[Dataset entries on figures]
########
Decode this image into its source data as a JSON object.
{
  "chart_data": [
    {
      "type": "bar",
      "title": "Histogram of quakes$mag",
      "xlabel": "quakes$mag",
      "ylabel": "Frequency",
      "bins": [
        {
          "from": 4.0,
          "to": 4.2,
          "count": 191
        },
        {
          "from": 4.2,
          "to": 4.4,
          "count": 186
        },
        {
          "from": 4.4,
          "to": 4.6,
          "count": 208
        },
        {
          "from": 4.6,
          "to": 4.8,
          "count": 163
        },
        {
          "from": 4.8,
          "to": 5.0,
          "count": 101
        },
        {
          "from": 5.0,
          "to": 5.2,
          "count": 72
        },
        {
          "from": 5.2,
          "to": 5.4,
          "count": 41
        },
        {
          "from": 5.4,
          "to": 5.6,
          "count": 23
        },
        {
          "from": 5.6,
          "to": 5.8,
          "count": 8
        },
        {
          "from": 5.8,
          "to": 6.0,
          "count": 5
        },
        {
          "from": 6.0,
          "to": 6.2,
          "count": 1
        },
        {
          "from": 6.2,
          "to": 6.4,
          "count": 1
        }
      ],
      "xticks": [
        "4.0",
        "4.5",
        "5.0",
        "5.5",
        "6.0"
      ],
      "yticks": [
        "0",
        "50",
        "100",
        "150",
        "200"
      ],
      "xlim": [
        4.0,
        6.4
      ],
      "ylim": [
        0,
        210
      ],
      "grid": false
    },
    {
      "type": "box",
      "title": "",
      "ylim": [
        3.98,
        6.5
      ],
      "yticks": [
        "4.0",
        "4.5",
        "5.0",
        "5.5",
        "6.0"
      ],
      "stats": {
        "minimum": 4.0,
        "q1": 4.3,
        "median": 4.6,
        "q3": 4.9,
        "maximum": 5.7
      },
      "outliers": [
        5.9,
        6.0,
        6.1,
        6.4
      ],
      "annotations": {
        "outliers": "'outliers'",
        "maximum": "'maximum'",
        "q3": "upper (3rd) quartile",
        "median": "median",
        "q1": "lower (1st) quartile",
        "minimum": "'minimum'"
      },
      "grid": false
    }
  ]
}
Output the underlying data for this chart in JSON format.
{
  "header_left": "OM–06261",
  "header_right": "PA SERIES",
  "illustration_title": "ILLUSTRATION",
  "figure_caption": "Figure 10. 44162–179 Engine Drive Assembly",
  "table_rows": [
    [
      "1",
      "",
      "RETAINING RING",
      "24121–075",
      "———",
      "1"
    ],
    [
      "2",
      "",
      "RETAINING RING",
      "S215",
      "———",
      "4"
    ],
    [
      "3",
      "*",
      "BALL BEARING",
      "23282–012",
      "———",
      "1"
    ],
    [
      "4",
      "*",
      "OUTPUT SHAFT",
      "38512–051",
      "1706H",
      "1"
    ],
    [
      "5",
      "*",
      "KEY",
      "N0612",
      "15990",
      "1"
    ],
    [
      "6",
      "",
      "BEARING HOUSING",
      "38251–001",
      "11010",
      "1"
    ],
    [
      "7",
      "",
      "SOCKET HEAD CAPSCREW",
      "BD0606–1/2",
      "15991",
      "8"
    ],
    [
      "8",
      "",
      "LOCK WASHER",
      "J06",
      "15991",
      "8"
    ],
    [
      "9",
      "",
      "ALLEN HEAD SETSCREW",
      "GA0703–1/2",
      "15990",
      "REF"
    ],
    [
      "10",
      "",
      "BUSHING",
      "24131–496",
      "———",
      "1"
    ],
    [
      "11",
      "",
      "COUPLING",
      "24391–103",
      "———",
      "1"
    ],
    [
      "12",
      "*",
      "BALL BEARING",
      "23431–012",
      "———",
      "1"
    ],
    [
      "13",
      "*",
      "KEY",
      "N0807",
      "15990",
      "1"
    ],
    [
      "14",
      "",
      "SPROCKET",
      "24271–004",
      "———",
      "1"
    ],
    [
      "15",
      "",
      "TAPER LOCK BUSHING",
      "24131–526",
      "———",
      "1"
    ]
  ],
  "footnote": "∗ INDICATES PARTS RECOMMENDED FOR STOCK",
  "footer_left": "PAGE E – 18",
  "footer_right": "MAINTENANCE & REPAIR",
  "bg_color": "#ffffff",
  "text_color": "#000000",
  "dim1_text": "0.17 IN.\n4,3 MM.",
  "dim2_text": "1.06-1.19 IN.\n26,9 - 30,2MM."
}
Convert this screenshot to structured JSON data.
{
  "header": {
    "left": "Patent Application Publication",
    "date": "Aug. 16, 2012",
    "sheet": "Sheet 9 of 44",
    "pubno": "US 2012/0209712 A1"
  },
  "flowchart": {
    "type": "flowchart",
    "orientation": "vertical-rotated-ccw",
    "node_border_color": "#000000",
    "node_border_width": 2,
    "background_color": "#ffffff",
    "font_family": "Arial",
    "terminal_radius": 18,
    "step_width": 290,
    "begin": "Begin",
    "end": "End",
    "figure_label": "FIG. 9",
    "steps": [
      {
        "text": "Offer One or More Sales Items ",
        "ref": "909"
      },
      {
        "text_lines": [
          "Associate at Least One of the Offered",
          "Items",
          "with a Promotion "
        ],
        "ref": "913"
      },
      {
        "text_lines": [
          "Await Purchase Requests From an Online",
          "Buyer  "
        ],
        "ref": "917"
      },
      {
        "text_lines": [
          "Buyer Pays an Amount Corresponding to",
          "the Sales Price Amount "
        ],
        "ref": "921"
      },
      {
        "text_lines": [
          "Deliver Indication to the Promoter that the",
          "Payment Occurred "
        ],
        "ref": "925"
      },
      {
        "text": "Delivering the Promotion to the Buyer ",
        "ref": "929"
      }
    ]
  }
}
########
Directions for this task
Scan the material for lines with the word "Amount", and copy each line you find.

Complete output
          "Buyer Pays an Amount Corresponding to",
          "the Sales Price Amount "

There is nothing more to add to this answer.